**Task data:**
## BEGIN

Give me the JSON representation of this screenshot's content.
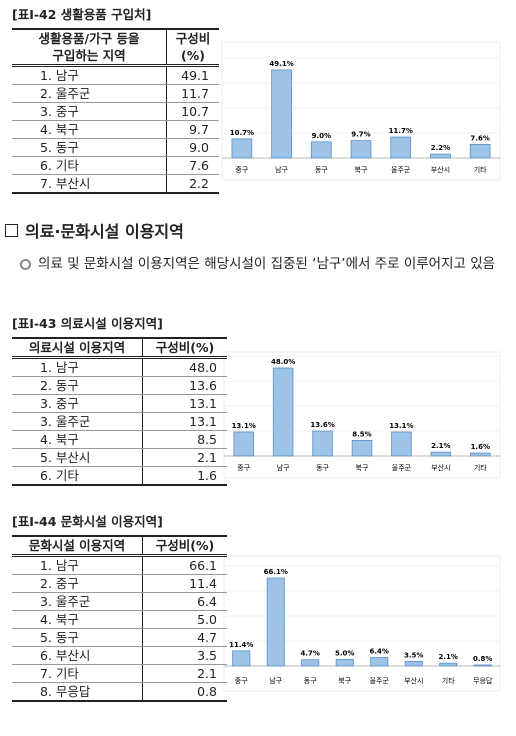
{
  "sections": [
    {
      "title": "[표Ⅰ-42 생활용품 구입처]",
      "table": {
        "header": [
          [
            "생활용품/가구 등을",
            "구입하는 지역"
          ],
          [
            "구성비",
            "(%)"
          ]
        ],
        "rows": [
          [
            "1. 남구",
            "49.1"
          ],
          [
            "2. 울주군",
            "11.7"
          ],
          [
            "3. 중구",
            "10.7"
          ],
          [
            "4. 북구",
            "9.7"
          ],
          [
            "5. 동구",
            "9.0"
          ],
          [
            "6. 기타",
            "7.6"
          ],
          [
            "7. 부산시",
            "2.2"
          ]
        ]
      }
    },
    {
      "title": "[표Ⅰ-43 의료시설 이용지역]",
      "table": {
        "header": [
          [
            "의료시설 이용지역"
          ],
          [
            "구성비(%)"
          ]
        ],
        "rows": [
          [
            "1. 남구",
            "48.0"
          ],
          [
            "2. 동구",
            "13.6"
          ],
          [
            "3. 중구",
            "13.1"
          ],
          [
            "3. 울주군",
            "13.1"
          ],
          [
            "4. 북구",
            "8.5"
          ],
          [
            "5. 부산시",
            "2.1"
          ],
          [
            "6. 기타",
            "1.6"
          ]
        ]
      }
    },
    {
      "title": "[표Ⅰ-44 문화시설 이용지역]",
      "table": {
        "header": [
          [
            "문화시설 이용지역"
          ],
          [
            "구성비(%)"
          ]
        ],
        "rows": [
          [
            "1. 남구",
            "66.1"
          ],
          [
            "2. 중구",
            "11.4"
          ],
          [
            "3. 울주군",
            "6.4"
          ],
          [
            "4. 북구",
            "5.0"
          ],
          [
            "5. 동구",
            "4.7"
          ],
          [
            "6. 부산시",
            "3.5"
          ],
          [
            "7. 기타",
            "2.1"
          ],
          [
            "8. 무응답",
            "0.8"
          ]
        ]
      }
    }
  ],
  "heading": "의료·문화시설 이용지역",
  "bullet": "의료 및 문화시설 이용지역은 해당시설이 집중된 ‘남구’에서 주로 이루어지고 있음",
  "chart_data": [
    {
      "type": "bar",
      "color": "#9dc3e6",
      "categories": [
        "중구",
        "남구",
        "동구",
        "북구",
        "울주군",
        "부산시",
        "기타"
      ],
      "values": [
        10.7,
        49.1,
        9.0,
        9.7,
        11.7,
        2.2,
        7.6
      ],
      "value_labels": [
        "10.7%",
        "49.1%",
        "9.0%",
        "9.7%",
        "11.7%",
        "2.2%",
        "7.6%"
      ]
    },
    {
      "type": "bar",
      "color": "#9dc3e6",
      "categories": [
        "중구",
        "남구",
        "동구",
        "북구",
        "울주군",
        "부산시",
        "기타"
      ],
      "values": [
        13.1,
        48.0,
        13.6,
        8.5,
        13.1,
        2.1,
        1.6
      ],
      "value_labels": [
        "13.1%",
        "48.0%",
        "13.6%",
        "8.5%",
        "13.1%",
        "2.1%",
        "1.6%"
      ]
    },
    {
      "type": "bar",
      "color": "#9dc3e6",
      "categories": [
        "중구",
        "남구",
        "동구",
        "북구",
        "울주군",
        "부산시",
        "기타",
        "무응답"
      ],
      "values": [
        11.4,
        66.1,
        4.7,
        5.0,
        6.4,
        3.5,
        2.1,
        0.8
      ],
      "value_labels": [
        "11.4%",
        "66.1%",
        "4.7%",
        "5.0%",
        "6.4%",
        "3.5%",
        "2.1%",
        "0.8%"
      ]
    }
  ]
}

## END
## BEGIN

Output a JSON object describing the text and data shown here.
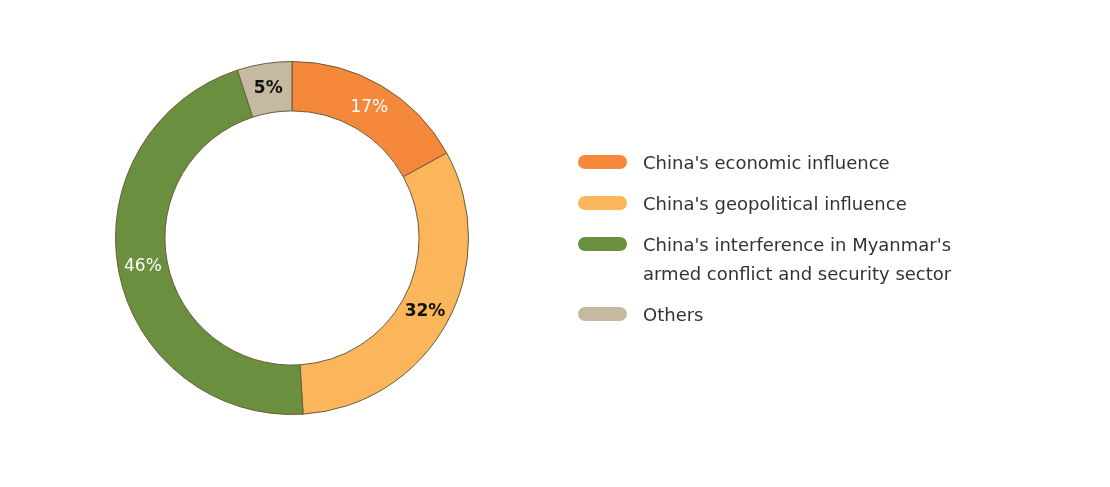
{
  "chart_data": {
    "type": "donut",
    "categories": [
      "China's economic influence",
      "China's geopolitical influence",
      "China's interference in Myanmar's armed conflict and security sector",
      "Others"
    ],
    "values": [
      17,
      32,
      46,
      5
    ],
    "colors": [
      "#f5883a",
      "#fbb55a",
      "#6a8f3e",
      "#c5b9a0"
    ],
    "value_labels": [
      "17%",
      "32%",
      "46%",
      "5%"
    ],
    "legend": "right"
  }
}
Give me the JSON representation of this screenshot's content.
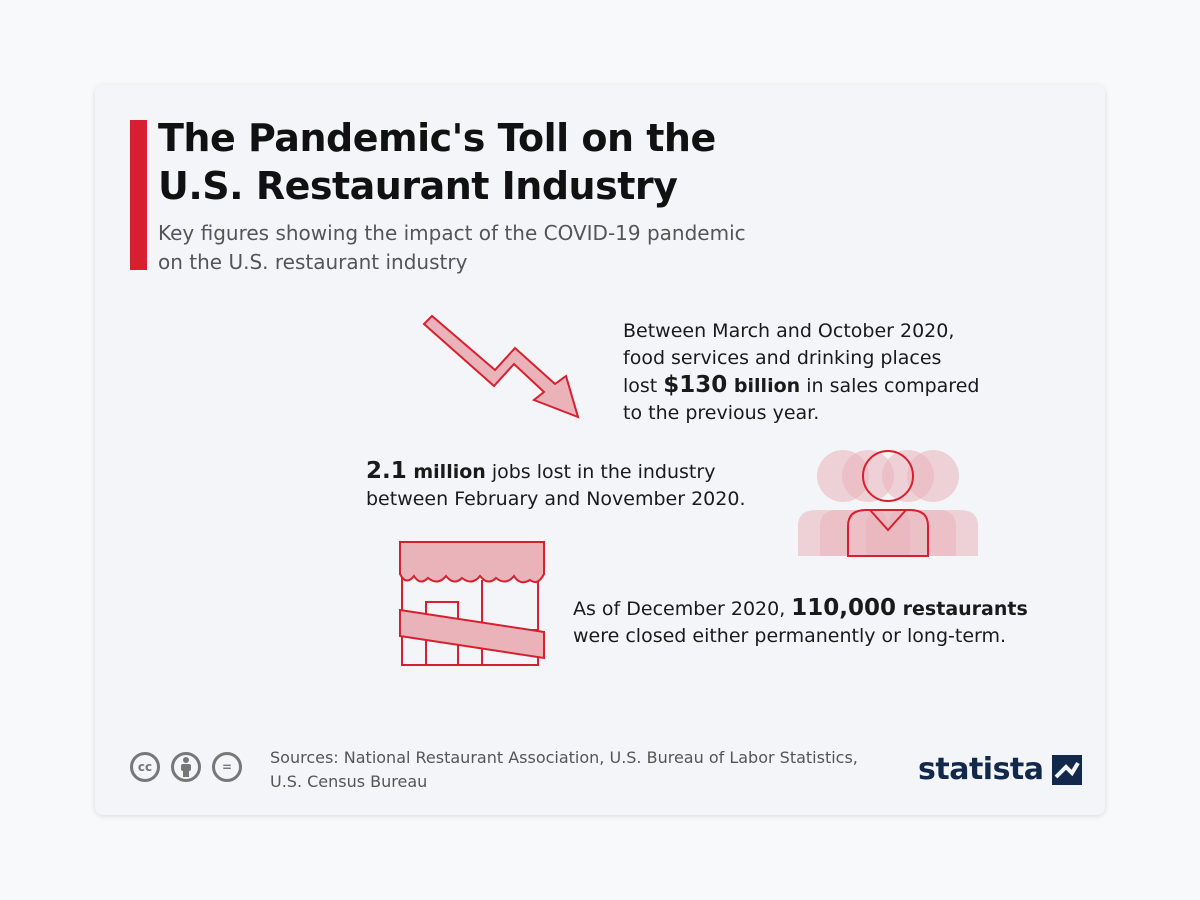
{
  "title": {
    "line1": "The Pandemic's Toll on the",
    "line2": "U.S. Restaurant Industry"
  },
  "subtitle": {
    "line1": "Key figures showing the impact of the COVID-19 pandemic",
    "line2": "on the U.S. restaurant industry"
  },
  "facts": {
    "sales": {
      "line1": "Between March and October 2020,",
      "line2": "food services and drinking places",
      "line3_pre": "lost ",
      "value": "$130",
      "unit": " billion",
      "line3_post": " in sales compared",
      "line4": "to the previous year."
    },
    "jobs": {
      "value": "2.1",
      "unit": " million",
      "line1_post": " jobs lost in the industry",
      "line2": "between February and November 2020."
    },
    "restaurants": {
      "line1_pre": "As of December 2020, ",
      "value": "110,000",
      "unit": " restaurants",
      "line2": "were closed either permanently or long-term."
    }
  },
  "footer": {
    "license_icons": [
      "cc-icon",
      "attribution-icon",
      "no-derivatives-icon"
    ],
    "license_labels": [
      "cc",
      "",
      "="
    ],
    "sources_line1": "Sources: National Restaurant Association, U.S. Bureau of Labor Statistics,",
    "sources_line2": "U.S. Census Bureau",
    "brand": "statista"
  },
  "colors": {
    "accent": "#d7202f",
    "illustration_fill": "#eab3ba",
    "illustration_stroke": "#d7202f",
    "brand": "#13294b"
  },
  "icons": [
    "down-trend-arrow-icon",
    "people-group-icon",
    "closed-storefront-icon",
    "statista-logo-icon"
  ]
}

## END

**Problem:**
Scan the material above and determine how many lines include the word "unit"; report only the number.

**Reply:**
3